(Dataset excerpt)
>>
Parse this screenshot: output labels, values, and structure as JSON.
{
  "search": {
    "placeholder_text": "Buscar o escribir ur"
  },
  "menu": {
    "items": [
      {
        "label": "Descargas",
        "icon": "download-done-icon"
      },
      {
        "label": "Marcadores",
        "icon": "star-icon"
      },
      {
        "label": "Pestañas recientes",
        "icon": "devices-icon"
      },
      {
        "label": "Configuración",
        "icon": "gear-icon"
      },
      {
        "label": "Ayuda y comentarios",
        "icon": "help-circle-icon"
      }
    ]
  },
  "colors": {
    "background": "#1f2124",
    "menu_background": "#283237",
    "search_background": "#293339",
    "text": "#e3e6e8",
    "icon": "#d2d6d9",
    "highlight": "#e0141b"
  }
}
<<
Gather and return every line that holds the string "icon".

### TASK OUTPUT
        "icon": "download-done-icon"
        "icon": "star-icon"
        "icon": "devices-icon"
        "icon": "gear-icon"
        "icon": "help-circle-icon"
    "icon": "#d2d6d9",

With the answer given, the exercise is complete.